### Stated problem
Return each line of the listing below, unchanged, and omit the images.

### Data provided

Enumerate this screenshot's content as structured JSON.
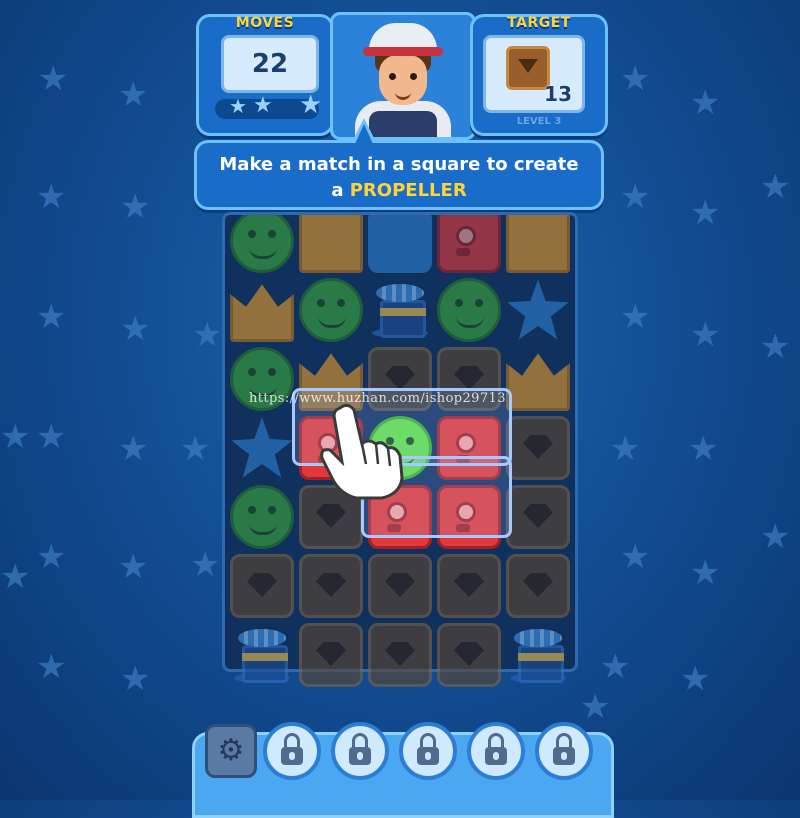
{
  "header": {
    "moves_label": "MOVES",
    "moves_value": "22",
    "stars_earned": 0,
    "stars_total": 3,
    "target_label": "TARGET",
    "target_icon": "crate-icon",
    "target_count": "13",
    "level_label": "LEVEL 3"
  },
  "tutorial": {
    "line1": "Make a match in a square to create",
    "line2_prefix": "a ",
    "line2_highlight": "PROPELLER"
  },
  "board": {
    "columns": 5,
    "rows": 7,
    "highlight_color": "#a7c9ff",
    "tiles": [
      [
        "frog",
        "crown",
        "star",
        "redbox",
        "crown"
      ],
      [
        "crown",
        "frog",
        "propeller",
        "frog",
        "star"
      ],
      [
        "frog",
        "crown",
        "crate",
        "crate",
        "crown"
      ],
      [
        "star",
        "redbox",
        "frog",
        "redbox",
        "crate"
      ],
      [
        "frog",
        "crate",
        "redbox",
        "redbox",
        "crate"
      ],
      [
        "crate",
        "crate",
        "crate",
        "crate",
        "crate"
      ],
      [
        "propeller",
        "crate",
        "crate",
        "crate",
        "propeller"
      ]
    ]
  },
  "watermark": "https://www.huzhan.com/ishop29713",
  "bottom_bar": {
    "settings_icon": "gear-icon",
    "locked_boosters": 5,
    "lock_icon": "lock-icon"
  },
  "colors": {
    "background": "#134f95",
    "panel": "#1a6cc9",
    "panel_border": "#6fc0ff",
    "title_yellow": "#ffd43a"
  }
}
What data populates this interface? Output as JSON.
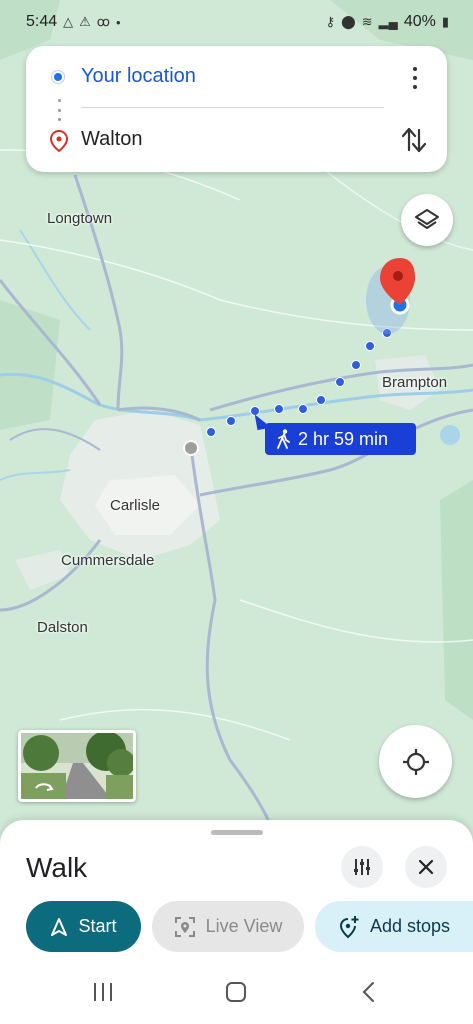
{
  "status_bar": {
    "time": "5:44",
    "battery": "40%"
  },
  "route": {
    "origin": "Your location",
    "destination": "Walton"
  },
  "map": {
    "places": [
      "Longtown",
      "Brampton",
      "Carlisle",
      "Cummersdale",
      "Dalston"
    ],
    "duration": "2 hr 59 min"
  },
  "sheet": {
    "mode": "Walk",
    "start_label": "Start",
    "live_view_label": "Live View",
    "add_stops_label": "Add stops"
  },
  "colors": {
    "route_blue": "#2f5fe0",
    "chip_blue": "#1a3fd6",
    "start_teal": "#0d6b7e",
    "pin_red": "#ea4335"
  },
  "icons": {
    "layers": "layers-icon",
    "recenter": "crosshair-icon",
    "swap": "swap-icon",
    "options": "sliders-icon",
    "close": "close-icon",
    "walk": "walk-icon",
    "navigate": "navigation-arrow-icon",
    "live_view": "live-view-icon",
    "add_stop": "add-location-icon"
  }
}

### Task result
Enumerate this screenshot's content as structured JSON.
{
  "header": {
    "moves_label": "MOVES",
    "moves_value": "22",
    "stars_earned": 0,
    "stars_total": 3,
    "target_label": "TARGET",
    "target_icon": "crate-icon",
    "target_count": "13",
    "level_label": "LEVEL 3"
  },
  "tutorial": {
    "line1": "Make a match in a square to create",
    "line2_prefix": "a ",
    "line2_highlight": "PROPELLER"
  },
  "board": {
    "columns": 5,
    "rows": 7,
    "highlight_color": "#a7c9ff",
    "tiles": [
      [
        "frog",
        "crown",
        "star",
        "redbox",
        "crown"
      ],
      [
        "crown",
        "frog",
        "propeller",
        "frog",
        "star"
      ],
      [
        "frog",
        "crown",
        "crate",
        "crate",
        "crown"
      ],
      [
        "star",
        "redbox",
        "frog",
        "redbox",
        "crate"
      ],
      [
        "frog",
        "crate",
        "redbox",
        "redbox",
        "crate"
      ],
      [
        "crate",
        "crate",
        "crate",
        "crate",
        "crate"
      ],
      [
        "propeller",
        "crate",
        "crate",
        "crate",
        "propeller"
      ]
    ]
  },
  "watermark": "https://www.huzhan.com/ishop29713",
  "bottom_bar": {
    "settings_icon": "gear-icon",
    "locked_boosters": 5,
    "lock_icon": "lock-icon"
  },
  "colors": {
    "background": "#134f95",
    "panel": "#1a6cc9",
    "panel_border": "#6fc0ff",
    "title_yellow": "#ffd43a"
  }
}
What data populates this interface? Output as JSON.
{
  "status_bar": {
    "time": "5:44",
    "battery": "40%"
  },
  "route": {
    "origin": "Your location",
    "destination": "Walton"
  },
  "map": {
    "places": [
      "Longtown",
      "Brampton",
      "Carlisle",
      "Cummersdale",
      "Dalston"
    ],
    "duration": "2 hr 59 min"
  },
  "sheet": {
    "mode": "Walk",
    "start_label": "Start",
    "live_view_label": "Live View",
    "add_stops_label": "Add stops"
  },
  "colors": {
    "route_blue": "#2f5fe0",
    "chip_blue": "#1a3fd6",
    "start_teal": "#0d6b7e",
    "pin_red": "#ea4335"
  },
  "icons": {
    "layers": "layers-icon",
    "recenter": "crosshair-icon",
    "swap": "swap-icon",
    "options": "sliders-icon",
    "close": "close-icon",
    "walk": "walk-icon",
    "navigate": "navigation-arrow-icon",
    "live_view": "live-view-icon",
    "add_stop": "add-location-icon"
  }
}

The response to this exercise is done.